Copy out the entries exactly, from the first line to the last.

+---+

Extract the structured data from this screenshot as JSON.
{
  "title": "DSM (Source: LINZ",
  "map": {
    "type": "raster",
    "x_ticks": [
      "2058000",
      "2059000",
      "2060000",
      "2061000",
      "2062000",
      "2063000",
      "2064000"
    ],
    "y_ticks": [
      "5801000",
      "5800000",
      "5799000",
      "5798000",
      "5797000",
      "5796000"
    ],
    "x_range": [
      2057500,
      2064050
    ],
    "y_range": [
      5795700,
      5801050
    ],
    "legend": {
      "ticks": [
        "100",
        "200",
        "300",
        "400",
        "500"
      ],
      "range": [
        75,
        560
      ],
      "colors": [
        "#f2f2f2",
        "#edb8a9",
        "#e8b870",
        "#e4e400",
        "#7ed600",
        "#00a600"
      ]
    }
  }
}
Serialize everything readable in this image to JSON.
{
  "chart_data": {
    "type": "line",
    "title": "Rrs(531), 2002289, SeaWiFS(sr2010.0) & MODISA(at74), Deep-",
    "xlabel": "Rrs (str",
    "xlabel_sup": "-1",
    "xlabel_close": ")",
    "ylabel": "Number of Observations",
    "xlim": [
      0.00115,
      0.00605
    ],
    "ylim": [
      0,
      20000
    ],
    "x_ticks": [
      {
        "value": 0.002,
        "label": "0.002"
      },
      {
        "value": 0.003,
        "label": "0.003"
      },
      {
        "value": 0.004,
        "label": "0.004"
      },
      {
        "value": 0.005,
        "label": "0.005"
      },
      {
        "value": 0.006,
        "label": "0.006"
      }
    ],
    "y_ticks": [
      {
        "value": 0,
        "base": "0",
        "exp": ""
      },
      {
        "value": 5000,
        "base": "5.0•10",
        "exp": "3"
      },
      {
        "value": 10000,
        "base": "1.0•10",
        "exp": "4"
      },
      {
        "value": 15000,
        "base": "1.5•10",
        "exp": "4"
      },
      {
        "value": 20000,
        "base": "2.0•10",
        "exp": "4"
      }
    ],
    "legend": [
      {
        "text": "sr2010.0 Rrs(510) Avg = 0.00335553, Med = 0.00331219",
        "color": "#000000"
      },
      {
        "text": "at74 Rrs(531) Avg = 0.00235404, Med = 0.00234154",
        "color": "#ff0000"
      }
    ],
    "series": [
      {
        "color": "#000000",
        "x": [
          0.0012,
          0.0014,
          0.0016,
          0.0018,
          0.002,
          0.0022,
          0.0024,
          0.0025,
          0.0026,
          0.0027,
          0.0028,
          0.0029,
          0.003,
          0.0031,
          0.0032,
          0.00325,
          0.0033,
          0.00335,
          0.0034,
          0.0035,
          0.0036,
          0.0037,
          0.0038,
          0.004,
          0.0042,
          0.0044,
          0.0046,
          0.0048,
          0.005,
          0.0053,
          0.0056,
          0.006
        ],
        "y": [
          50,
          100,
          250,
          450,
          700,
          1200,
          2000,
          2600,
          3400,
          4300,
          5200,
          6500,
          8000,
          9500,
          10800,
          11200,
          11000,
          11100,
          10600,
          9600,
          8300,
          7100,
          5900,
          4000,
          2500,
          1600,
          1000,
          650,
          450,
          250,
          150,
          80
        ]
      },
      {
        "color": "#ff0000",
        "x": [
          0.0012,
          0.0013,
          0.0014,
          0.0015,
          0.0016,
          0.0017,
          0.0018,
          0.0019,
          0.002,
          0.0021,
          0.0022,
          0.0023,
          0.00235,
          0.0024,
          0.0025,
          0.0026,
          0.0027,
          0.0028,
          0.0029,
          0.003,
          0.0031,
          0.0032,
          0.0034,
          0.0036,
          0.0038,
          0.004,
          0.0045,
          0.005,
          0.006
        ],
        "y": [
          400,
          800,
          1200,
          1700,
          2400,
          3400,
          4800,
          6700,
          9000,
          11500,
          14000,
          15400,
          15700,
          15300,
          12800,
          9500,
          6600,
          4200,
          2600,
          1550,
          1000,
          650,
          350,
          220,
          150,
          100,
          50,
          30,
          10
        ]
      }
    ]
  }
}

+---+

● Response to the task
Extract the structured data from this screenshot as JSON.
{
  "title": "DSM (Source: LINZ",
  "map": {
    "type": "raster",
    "x_ticks": [
      "2058000",
      "2059000",
      "2060000",
      "2061000",
      "2062000",
      "2063000",
      "2064000"
    ],
    "y_ticks": [
      "5801000",
      "5800000",
      "5799000",
      "5798000",
      "5797000",
      "5796000"
    ],
    "x_range": [
      2057500,
      2064050
    ],
    "y_range": [
      5795700,
      5801050
    ],
    "legend": {
      "ticks": [
        "100",
        "200",
        "300",
        "400",
        "500"
      ],
      "range": [
        75,
        560
      ],
      "colors": [
        "#f2f2f2",
        "#edb8a9",
        "#e8b870",
        "#e4e400",
        "#7ed600",
        "#00a600"
      ]
    }
  }
}
Serialize everything readable in this image to JSON.
{
  "chart_data": {
    "type": "line",
    "title": "Rrs(531), 2002289, SeaWiFS(sr2010.0) & MODISA(at74), Deep-",
    "xlabel": "Rrs (str",
    "xlabel_sup": "-1",
    "xlabel_close": ")",
    "ylabel": "Number of Observations",
    "xlim": [
      0.00115,
      0.00605
    ],
    "ylim": [
      0,
      20000
    ],
    "x_ticks": [
      {
        "value": 0.002,
        "label": "0.002"
      },
      {
        "value": 0.003,
        "label": "0.003"
      },
      {
        "value": 0.004,
        "label": "0.004"
      },
      {
        "value": 0.005,
        "label": "0.005"
      },
      {
        "value": 0.006,
        "label": "0.006"
      }
    ],
    "y_ticks": [
      {
        "value": 0,
        "base": "0",
        "exp": ""
      },
      {
        "value": 5000,
        "base": "5.0•10",
        "exp": "3"
      },
      {
        "value": 10000,
        "base": "1.0•10",
        "exp": "4"
      },
      {
        "value": 15000,
        "base": "1.5•10",
        "exp": "4"
      },
      {
        "value": 20000,
        "base": "2.0•10",
        "exp": "4"
      }
    ],
    "legend": [
      {
        "text": "sr2010.0 Rrs(510) Avg = 0.00335553, Med = 0.00331219",
        "color": "#000000"
      },
      {
        "text": "at74 Rrs(531) Avg = 0.00235404, Med = 0.00234154",
        "color": "#ff0000"
      }
    ],
    "series": [
      {
        "color": "#000000",
        "x": [
          0.0012,
          0.0014,
          0.0016,
          0.0018,
          0.002,
          0.0022,
          0.0024,
          0.0025,
          0.0026,
          0.0027,
          0.0028,
          0.0029,
          0.003,
          0.0031,
          0.0032,
          0.00325,
          0.0033,
          0.00335,
          0.0034,
          0.0035,
          0.0036,
          0.0037,
          0.0038,
          0.004,
          0.0042,
          0.0044,
          0.0046,
          0.0048,
          0.005,
          0.0053,
          0.0056,
          0.006
        ],
        "y": [
          50,
          100,
          250,
          450,
          700,
          1200,
          2000,
          2600,
          3400,
          4300,
          5200,
          6500,
          8000,
          9500,
          10800,
          11200,
          11000,
          11100,
          10600,
          9600,
          8300,
          7100,
          5900,
          4000,
          2500,
          1600,
          1000,
          650,
          450,
          250,
          150,
          80
        ]
      },
      {
        "color": "#ff0000",
        "x": [
          0.0012,
          0.0013,
          0.0014,
          0.0015,
          0.0016,
          0.0017,
          0.0018,
          0.0019,
          0.002,
          0.0021,
          0.0022,
          0.0023,
          0.00235,
          0.0024,
          0.0025,
          0.0026,
          0.0027,
          0.0028,
          0.0029,
          0.003,
          0.0031,
          0.0032,
          0.0034,
          0.0036,
          0.0038,
          0.004,
          0.0045,
          0.005,
          0.006
        ],
        "y": [
          400,
          800,
          1200,
          1700,
          2400,
          3400,
          4800,
          6700,
          9000,
          11500,
          14000,
          15400,
          15700,
          15300,
          12800,
          9500,
          6600,
          4200,
          2600,
          1550,
          1000,
          650,
          350,
          220,
          150,
          100,
          50,
          30,
          10
        ]
      }
    ]
  }
}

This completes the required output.